**Data supplied**
····················

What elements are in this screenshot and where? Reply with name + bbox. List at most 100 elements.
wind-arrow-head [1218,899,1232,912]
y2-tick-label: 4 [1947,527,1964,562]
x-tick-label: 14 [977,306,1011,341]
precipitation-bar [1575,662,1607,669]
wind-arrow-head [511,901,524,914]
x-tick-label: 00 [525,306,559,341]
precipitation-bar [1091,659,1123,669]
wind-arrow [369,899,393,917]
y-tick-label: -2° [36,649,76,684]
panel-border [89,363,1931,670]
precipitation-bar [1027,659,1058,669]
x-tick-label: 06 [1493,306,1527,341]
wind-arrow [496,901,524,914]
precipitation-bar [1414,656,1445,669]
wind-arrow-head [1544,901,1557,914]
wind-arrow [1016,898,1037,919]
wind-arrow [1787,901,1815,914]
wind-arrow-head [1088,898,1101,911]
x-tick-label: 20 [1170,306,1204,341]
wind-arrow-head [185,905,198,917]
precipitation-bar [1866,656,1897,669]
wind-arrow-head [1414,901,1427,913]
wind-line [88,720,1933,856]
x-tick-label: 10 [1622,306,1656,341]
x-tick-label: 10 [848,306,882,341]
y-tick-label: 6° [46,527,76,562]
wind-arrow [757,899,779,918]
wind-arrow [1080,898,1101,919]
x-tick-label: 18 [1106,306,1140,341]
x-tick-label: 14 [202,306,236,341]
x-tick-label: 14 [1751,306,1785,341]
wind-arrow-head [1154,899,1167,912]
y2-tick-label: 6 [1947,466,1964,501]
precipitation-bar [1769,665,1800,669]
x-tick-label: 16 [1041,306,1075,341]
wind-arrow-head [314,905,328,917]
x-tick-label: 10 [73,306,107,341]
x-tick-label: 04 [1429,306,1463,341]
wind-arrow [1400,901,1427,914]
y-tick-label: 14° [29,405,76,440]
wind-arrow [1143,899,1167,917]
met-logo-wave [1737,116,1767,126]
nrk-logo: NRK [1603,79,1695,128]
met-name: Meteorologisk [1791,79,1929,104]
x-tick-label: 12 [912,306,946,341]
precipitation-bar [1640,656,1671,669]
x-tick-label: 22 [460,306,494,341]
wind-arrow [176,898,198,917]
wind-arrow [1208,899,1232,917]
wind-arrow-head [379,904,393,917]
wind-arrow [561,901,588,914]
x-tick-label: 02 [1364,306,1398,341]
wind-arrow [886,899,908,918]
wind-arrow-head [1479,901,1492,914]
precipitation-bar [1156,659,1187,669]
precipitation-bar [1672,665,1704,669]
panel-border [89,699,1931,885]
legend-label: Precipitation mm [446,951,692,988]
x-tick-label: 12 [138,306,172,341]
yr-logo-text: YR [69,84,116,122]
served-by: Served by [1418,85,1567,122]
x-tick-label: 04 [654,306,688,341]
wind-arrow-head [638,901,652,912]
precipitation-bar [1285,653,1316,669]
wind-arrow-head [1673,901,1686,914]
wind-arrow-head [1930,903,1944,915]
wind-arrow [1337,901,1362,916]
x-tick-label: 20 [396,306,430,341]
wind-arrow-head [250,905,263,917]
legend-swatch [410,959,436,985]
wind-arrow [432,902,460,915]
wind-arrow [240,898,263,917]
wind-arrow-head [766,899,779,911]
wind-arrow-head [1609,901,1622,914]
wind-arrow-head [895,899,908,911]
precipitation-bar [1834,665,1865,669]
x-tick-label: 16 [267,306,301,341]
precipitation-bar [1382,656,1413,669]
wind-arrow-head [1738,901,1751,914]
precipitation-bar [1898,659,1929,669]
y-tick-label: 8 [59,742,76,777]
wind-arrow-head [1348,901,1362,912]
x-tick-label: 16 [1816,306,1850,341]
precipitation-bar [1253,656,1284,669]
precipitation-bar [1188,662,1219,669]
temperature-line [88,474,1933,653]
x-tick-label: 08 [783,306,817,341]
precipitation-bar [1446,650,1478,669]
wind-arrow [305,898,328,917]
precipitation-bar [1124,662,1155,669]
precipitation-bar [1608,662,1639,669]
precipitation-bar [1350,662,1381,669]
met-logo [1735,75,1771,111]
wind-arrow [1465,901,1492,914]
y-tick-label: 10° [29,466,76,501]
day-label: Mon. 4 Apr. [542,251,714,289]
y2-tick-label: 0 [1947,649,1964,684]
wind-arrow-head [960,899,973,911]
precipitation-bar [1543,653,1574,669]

····················

**To do**
Turn the records above into a numbered list, leaving out any blank lines.

**Response to this task**
1. What elements are in this screenshot and where? Reply with name + bbox. List at most 100 elements.
2. wind-arrow-head [1218,899,1232,912]
3. y2-tick-label: 4 [1947,527,1964,562]
4. x-tick-label: 14 [977,306,1011,341]
5. precipitation-bar [1575,662,1607,669]
6. wind-arrow-head [511,901,524,914]
7. x-tick-label: 00 [525,306,559,341]
8. precipitation-bar [1091,659,1123,669]
9. wind-arrow [369,899,393,917]
10. y-tick-label: -2° [36,649,76,684]
11. panel-border [89,363,1931,670]
12. precipitation-bar [1027,659,1058,669]
13. x-tick-label: 06 [1493,306,1527,341]
14. wind-arrow [496,901,524,914]
15. precipitation-bar [1414,656,1445,669]
16. wind-arrow-head [1544,901,1557,914]
17. wind-arrow [1016,898,1037,919]
18. wind-arrow [1787,901,1815,914]
19. wind-arrow-head [1088,898,1101,911]
20. x-tick-label: 20 [1170,306,1204,341]
21. wind-arrow-head [185,905,198,917]
22. precipitation-bar [1866,656,1897,669]
23. wind-arrow-head [1414,901,1427,913]
24. wind-line [88,720,1933,856]
25. x-tick-label: 10 [1622,306,1656,341]
26. x-tick-label: 10 [848,306,882,341]
27. y-tick-label: 6° [46,527,76,562]
28. wind-arrow [757,899,779,918]
29. wind-arrow [1080,898,1101,919]
30. x-tick-label: 18 [1106,306,1140,341]
31. x-tick-label: 14 [202,306,236,341]
32. x-tick-label: 14 [1751,306,1785,341]
33. wind-arrow-head [1154,899,1167,912]
34. y2-tick-label: 6 [1947,466,1964,501]
35. precipitation-bar [1769,665,1800,669]
36. x-tick-label: 16 [1041,306,1075,341]
37. wind-arrow-head [314,905,328,917]
38. x-tick-label: 10 [73,306,107,341]
39. x-tick-label: 04 [1429,306,1463,341]
40. wind-arrow [1400,901,1427,914]
41. y-tick-label: 14° [29,405,76,440]
42. wind-arrow [1143,899,1167,917]
43. met-logo-wave [1737,116,1767,126]
44. nrk-logo: NRK [1603,79,1695,128]
45. met-name: Meteorologisk [1791,79,1929,104]
46. x-tick-label: 12 [912,306,946,341]
47. precipitation-bar [1640,656,1671,669]
48. x-tick-label: 22 [460,306,494,341]
49. wind-arrow [176,898,198,917]
50. wind-arrow [1208,899,1232,917]
51. wind-arrow-head [379,904,393,917]
52. wind-arrow [561,901,588,914]
53. x-tick-label: 02 [1364,306,1398,341]
54. wind-arrow [886,899,908,918]
55. wind-arrow-head [1479,901,1492,914]
56. precipitation-bar [1156,659,1187,669]
57. precipitation-bar [1672,665,1704,669]
58. panel-border [89,699,1931,885]
59. legend-label: Precipitation mm [446,951,692,988]
60. x-tick-label: 12 [138,306,172,341]
61. yr-logo-text: YR [69,84,116,122]
62. served-by: Served by [1418,85,1567,122]
63. x-tick-label: 04 [654,306,688,341]
64. wind-arrow-head [638,901,652,912]
65. precipitation-bar [1285,653,1316,669]
66. wind-arrow-head [1673,901,1686,914]
67. wind-arrow-head [1930,903,1944,915]
68. wind-arrow [1337,901,1362,916]
69. x-tick-label: 20 [396,306,430,341]
70. wind-arrow-head [250,905,263,917]
71. legend-swatch [410,959,436,985]
72. wind-arrow [432,902,460,915]
73. wind-arrow [240,898,263,917]
74. wind-arrow-head [766,899,779,911]
75. wind-arrow-head [1609,901,1622,914]
76. wind-arrow-head [895,899,908,911]
77. precipitation-bar [1834,665,1865,669]
78. x-tick-label: 16 [267,306,301,341]
79. precipitation-bar [1382,656,1413,669]
80. wind-arrow-head [1738,901,1751,914]
81. precipitation-bar [1898,659,1929,669]
82. y-tick-label: 8 [59,742,76,777]
83. wind-arrow-head [1348,901,1362,912]
84. x-tick-label: 16 [1816,306,1850,341]
85. precipitation-bar [1253,656,1284,669]
86. precipitation-bar [1188,662,1219,669]
87. temperature-line [88,474,1933,653]
88. x-tick-label: 08 [783,306,817,341]
89. precipitation-bar [1446,650,1478,669]
90. wind-arrow [305,898,328,917]
91. precipitation-bar [1124,662,1155,669]
92. precipitation-bar [1608,662,1639,669]
93. precipitation-bar [1350,662,1381,669]
94. met-logo [1735,75,1771,111]
95. wind-arrow [1465,901,1492,914]
96. y-tick-label: 10° [29,466,76,501]
97. day-label: Mon. 4 Apr. [542,251,714,289]
98. y2-tick-label: 0 [1947,649,1964,684]
99. wind-arrow-head [960,899,973,911]
100. precipitation-bar [1543,653,1574,669]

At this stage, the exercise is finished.